* _Problem to solve_:
Sort through the data and copy the lines holding the word "JSON".

* _Task material_:
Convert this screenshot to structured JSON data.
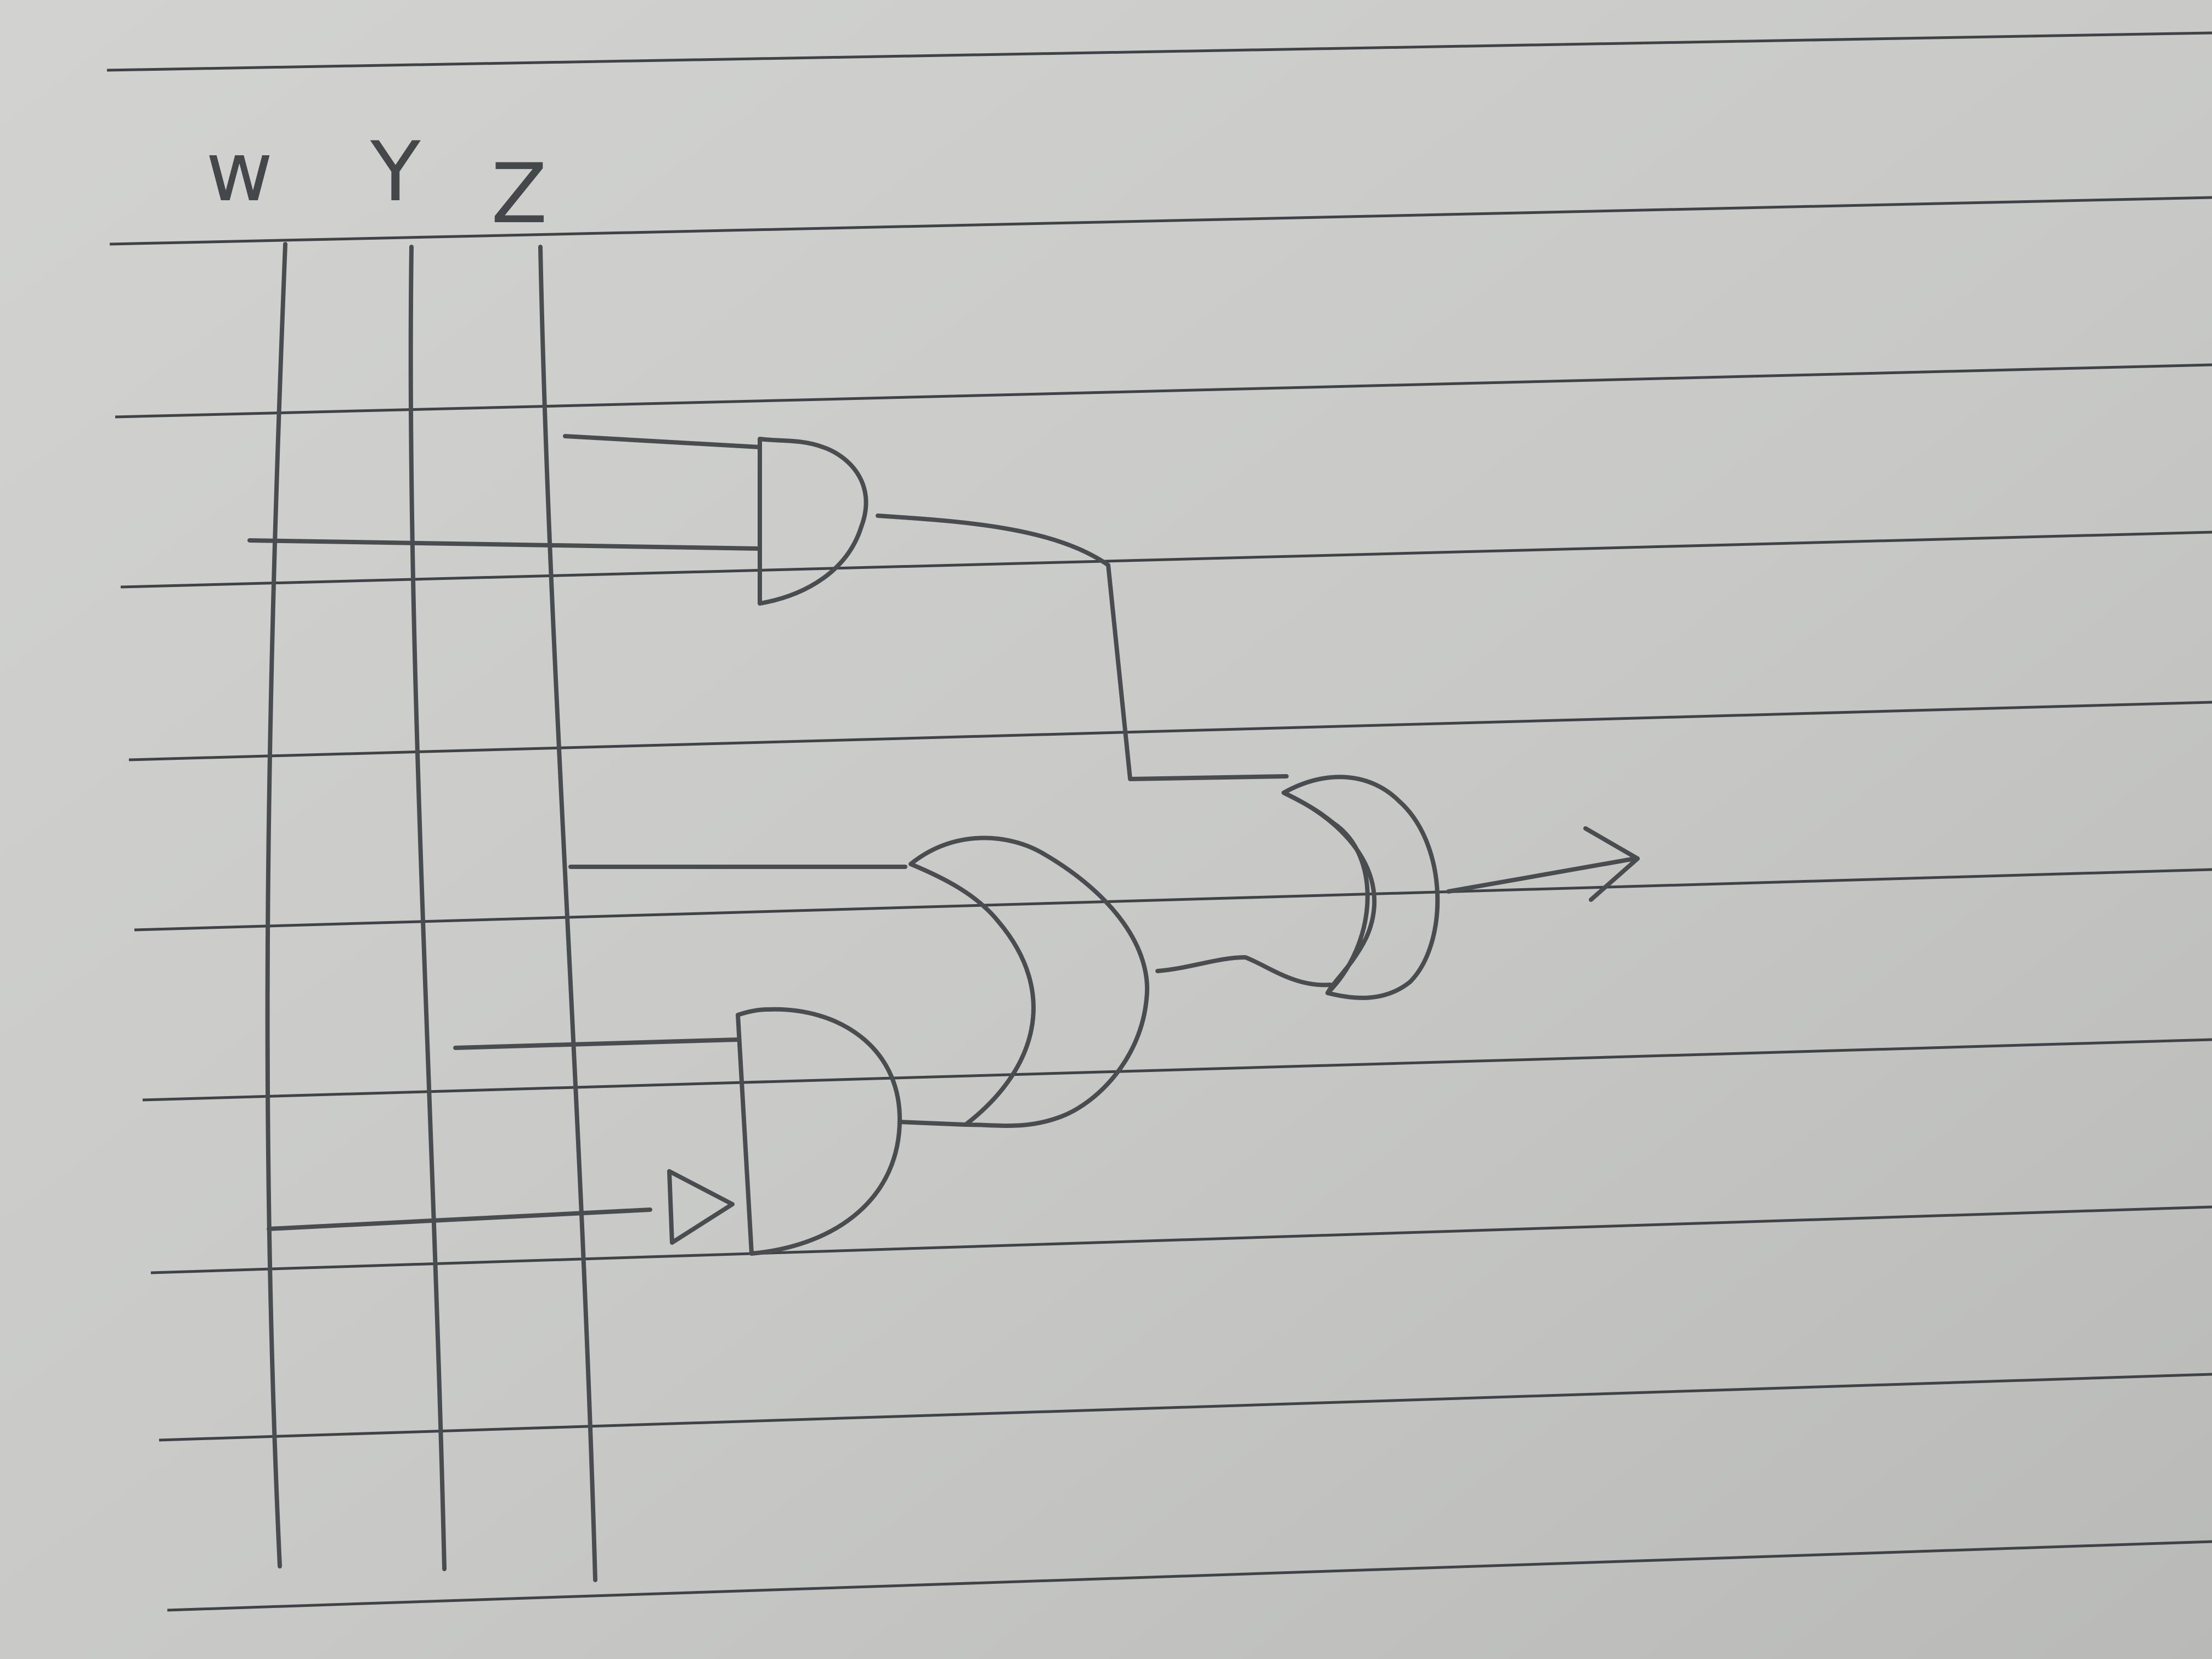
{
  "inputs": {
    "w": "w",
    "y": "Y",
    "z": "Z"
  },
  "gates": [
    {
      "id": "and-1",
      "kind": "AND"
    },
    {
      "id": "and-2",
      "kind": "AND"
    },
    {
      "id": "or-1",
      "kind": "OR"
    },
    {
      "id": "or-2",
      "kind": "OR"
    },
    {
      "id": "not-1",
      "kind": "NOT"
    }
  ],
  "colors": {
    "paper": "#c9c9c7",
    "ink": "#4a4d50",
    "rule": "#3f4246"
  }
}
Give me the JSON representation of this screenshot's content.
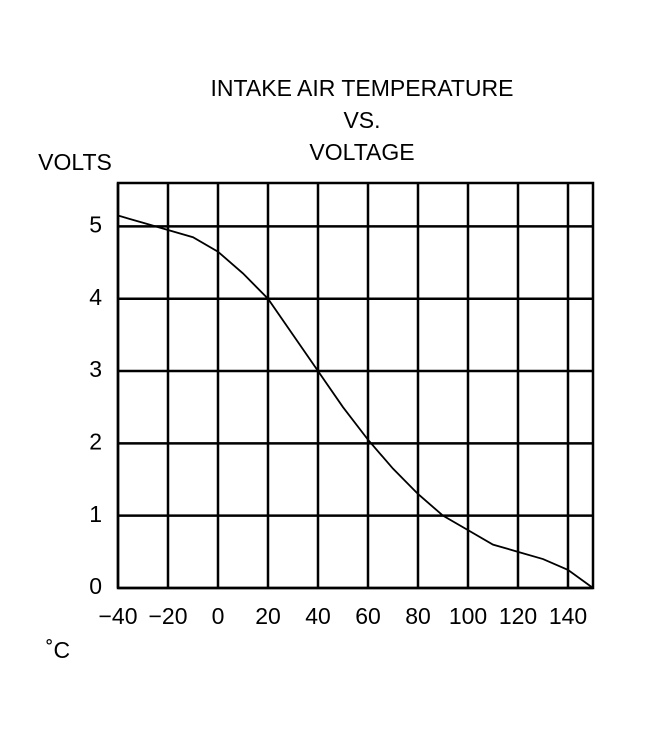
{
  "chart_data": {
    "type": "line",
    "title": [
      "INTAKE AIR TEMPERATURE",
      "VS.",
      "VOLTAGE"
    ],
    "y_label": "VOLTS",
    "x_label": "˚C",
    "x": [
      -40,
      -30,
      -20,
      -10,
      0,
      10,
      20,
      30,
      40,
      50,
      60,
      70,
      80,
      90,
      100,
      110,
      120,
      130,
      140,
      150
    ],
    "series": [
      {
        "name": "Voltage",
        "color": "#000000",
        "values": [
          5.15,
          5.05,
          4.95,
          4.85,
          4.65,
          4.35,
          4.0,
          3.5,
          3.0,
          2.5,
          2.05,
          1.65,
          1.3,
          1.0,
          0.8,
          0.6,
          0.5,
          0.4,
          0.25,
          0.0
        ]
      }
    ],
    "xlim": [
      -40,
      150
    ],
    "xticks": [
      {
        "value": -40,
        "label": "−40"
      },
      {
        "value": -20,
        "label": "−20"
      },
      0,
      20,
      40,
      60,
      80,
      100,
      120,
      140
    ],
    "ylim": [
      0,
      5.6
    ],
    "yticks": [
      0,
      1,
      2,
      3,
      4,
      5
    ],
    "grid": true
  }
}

* _Written solution_:
Convert this screenshot to structured JSON data.
Give me the JSON representation of this screenshot's content.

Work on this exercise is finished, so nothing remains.